→ **OBJECTIVE**
Reproduce the material starting at the line containing "Find all labels, buttons, inputs, and" and ending at the line containing "comment-icon [200, 867, 236, 903]", switching "liechtenstein-flag-icon" to "flag-icon" and keeping all else unchanged.

→ **RECORDS TO USE**
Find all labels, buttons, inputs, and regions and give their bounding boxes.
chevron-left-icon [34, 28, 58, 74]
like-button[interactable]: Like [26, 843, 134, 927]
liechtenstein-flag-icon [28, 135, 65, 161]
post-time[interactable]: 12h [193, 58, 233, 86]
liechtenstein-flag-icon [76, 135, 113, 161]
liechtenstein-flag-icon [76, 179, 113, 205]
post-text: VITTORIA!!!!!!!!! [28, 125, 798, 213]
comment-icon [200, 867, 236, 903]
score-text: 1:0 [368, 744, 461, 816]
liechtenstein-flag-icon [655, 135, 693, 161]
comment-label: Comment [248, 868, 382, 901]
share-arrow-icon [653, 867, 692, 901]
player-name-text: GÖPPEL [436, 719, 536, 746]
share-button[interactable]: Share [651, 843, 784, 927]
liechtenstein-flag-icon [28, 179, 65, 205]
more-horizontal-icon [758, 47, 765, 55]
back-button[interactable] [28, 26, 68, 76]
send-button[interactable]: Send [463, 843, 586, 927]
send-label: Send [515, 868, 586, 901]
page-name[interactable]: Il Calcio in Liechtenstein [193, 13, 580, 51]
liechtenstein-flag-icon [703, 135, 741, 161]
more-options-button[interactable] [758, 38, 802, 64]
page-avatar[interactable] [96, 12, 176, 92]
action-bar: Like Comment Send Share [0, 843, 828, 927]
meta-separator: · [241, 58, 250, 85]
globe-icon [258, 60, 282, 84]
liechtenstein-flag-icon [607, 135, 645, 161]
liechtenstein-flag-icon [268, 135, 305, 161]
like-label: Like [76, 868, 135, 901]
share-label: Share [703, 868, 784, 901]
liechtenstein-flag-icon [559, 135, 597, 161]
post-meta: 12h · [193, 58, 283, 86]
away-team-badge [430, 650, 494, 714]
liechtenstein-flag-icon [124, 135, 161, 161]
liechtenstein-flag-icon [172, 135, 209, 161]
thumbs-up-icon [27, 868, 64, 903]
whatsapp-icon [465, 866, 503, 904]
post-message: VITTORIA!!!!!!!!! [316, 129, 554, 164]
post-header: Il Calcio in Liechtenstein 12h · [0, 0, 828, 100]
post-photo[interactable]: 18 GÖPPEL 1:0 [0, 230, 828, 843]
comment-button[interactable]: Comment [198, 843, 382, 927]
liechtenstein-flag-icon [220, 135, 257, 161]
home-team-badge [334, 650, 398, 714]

---

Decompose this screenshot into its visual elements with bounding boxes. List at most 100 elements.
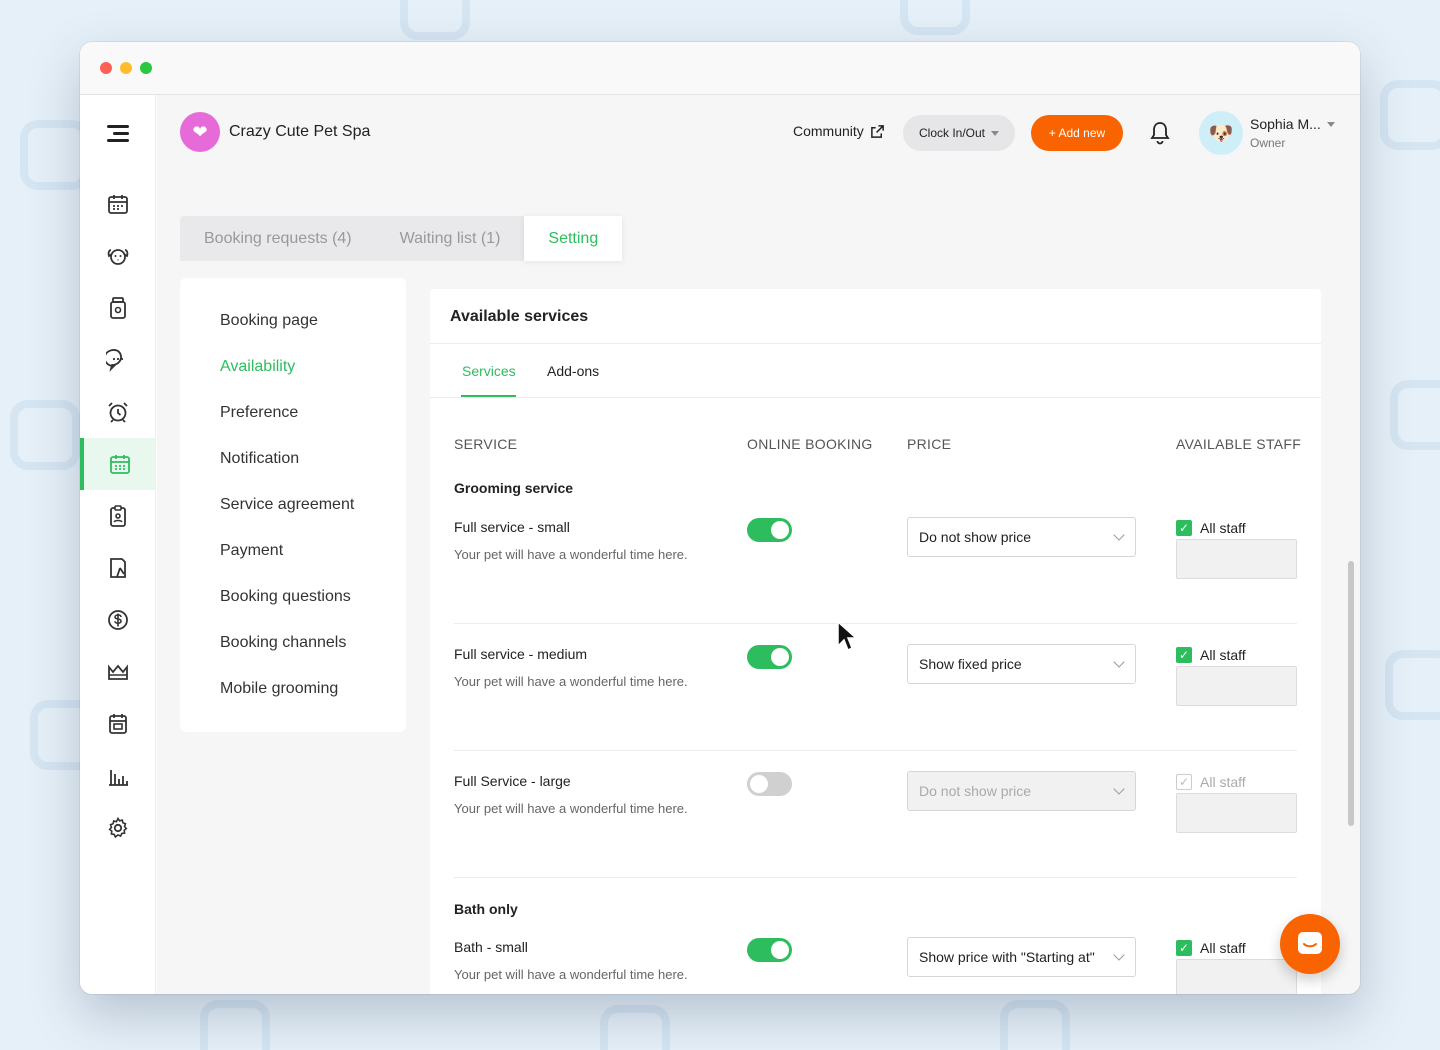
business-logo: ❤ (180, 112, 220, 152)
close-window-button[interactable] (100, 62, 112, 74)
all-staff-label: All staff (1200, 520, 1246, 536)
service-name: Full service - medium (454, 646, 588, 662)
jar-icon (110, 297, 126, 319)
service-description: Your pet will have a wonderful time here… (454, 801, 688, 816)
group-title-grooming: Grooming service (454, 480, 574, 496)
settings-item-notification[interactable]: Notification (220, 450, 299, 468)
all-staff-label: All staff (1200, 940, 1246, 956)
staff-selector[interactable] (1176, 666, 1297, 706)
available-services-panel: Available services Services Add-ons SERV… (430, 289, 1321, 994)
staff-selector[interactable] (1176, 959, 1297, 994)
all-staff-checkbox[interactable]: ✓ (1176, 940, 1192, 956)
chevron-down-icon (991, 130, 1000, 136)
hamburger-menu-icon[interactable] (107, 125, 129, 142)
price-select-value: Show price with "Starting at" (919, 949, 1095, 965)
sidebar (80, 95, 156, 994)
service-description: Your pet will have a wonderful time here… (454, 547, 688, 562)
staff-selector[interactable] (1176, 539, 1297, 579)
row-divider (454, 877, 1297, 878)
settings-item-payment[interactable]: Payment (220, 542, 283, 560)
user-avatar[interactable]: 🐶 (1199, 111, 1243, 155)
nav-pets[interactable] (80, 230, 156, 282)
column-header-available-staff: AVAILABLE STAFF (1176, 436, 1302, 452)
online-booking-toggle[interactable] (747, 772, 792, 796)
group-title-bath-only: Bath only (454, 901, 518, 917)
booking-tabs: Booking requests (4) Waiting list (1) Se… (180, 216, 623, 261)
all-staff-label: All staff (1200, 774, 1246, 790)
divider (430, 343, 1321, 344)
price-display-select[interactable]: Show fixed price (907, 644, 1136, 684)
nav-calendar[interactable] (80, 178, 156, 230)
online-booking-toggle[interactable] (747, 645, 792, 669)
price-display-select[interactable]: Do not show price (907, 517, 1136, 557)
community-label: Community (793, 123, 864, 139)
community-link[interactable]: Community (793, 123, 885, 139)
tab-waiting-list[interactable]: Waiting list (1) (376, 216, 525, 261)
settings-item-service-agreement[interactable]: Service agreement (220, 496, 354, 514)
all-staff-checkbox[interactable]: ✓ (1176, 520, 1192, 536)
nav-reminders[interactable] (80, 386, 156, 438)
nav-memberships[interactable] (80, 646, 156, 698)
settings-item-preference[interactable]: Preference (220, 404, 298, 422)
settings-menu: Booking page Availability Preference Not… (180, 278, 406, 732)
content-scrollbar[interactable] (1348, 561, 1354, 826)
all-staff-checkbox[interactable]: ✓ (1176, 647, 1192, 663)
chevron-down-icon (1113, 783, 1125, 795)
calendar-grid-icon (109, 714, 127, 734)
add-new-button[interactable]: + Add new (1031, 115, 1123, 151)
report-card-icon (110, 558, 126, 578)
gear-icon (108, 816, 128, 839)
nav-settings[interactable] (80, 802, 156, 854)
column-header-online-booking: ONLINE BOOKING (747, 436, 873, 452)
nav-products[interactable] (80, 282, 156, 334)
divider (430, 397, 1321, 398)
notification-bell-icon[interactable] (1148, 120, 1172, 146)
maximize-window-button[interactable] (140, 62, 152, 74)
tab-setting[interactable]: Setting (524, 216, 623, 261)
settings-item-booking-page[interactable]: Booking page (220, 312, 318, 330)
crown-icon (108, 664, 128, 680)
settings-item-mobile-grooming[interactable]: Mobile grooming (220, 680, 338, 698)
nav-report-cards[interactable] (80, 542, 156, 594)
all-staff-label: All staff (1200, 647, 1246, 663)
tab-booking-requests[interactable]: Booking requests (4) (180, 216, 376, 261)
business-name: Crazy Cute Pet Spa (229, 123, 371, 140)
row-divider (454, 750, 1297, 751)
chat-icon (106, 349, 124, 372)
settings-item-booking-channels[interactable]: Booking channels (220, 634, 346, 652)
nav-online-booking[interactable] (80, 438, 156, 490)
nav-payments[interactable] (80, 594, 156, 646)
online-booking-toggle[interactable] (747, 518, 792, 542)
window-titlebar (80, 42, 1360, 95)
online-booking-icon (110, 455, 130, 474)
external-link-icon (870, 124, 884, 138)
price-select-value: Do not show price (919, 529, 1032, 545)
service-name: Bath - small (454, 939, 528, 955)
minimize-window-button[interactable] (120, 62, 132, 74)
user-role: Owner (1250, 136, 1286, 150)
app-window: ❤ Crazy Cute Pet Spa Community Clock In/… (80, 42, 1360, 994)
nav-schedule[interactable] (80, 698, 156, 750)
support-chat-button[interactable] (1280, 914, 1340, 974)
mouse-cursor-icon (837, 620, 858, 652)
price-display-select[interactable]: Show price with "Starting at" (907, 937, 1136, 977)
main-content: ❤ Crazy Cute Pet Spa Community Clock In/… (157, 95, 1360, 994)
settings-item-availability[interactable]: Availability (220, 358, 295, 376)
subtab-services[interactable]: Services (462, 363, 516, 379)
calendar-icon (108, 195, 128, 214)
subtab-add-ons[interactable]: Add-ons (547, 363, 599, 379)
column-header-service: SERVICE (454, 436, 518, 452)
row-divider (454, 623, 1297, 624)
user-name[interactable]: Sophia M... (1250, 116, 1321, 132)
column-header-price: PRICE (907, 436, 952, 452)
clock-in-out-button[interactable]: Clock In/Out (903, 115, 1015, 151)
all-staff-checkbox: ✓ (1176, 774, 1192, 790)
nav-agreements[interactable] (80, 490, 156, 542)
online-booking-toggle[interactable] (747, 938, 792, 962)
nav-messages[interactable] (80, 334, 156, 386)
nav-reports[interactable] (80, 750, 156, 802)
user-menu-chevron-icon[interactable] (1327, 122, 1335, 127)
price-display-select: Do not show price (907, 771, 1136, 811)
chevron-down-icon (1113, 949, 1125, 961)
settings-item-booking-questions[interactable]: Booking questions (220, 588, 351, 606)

→ **THE RESPONSE**
Find all labels, buttons, inputs, and regions and give their bounding boxes.
chevron-left-icon [34, 28, 58, 74]
like-button[interactable]: Like [26, 843, 134, 927]
flag-icon [28, 135, 65, 161]
post-time[interactable]: 12h [193, 58, 233, 86]
flag-icon [76, 135, 113, 161]
flag-icon [76, 179, 113, 205]
post-text: VITTORIA!!!!!!!!! [28, 125, 798, 213]
comment-icon [200, 867, 236, 903]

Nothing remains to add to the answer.